═══ Text under study
The instruction set architecture could be categorized as "one-and-a-half address". The opcode was stored in the most significant bits of the 36-bit word, using 9 bits. The next four bits indicate which of sixteen registers to apply the instruction to. The last 18 bits indicated an address. Thus, a typical instruction might be "add the value in memory location 1234 to the value in register 4". Thus the format contains one-and-a-half addresses, the half being the register.

This left another five bits in the instruction word, bits 13 through 17. Bit 13 indicated the address was indirect; instead of the value stored in address 1234 being added to the selected register, the value in 1234 was interpreted as another address, the value in that location used. For instance, if the value in 1234 is 2345, the resulting instruction would add the value in 2345 to register 4. This sort of access pattern was common as it allowed tables to be scanned over using a single instruction and then changing the value in memory to point to another location. The remaining four bits offered a similar functionality by selecting a second register as an index register, allowing memory to be stepped through by changing the value in the fast register rather than in slower main memory.
══════
== Questions on the material ==
1. In the text on the instruction format, swap "opcode" for "operation code" and write out the passage from "The instruction set" to "being the register.".
2. Answer these questions from the text on the instruction format:
(a) How many bits of the word hold the opcode?
(b) Which bit indicates that the address is indirect?
(c) How many bits indicate an address?
3. Render this sentence from the text on the instruction format in Spanish: "The last 18 bits indicated an address."
═══ Entries provided
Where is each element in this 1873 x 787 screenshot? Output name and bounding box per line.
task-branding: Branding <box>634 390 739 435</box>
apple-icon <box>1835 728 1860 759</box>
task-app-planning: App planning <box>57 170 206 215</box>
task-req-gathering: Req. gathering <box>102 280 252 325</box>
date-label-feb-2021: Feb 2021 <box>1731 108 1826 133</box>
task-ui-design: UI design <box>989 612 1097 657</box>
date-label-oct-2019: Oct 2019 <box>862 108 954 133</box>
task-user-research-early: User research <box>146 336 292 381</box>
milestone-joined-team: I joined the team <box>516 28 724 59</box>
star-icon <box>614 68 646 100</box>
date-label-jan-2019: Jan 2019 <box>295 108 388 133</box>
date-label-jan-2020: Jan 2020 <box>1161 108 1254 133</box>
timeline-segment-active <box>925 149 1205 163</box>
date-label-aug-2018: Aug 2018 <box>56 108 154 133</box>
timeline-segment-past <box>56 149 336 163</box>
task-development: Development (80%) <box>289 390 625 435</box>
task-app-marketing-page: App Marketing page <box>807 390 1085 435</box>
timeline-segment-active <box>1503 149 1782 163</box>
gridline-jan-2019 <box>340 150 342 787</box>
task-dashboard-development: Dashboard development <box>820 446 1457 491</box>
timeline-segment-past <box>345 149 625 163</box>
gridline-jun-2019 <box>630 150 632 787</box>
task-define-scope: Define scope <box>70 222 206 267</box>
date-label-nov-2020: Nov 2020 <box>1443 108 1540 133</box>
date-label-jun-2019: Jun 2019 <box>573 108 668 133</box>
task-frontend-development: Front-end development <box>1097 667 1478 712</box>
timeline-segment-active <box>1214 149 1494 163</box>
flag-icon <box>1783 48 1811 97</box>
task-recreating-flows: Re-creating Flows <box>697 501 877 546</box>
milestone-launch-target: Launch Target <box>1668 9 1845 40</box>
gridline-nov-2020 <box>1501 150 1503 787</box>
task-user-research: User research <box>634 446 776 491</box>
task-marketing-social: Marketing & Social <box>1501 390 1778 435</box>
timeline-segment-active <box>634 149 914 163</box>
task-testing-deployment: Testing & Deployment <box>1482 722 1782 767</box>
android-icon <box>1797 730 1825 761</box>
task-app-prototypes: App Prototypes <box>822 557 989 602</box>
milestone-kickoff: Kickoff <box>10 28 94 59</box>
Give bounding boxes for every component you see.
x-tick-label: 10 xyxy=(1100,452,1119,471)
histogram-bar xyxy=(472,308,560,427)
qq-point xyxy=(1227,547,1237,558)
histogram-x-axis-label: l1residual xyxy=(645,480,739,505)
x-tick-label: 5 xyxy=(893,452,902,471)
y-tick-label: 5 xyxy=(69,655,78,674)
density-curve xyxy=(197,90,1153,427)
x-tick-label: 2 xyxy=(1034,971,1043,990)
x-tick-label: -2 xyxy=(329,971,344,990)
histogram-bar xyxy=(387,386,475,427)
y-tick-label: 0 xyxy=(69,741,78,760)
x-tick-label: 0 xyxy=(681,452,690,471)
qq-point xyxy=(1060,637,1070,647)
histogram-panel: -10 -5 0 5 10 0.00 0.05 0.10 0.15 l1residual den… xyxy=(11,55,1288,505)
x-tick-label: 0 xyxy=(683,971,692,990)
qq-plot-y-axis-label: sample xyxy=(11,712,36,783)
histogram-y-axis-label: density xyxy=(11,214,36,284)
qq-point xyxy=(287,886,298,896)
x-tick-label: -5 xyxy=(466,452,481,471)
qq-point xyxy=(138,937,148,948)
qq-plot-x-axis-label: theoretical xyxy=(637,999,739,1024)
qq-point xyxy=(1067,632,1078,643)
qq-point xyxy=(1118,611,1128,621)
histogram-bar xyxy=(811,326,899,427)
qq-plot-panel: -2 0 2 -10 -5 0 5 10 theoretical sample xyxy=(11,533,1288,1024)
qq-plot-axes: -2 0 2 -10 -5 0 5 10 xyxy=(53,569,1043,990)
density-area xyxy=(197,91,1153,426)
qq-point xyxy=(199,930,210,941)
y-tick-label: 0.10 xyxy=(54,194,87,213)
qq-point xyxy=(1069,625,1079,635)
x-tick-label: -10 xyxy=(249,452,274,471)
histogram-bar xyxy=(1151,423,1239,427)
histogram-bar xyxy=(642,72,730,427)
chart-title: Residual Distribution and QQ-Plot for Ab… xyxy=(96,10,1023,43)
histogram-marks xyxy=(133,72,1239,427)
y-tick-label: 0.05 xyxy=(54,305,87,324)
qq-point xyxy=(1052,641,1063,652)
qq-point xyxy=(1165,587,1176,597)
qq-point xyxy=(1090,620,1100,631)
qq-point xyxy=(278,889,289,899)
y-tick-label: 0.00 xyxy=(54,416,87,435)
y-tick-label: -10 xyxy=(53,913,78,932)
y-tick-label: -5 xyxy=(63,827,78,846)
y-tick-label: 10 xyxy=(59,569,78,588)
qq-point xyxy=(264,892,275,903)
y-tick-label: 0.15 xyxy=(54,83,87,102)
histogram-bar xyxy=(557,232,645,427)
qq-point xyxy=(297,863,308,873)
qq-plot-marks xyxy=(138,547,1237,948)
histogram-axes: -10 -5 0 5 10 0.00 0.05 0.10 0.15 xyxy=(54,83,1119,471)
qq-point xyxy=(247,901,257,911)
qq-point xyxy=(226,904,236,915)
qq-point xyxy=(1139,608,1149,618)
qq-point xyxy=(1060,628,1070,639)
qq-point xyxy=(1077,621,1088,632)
══════
== Completed exercise ==
1.
The instruction set architecture could be categorized as "one-and-a-half address". The operation code was stored in the most significant bits of the 36-bit word, using 9 bits. The next four bits indicate which of sixteen registers to apply the instruction to. The last 18 bits indicated an address. Thus, a typical instruction might be "add the value in memory location 1234 to the value in register 4". Thus the format contains one-and-a-half addresses, the half being the register.

2.
(a) 9 bits
(b) Bit 13
(c) 18 bits

3. Los últimos 18 bits indicaban una dirección.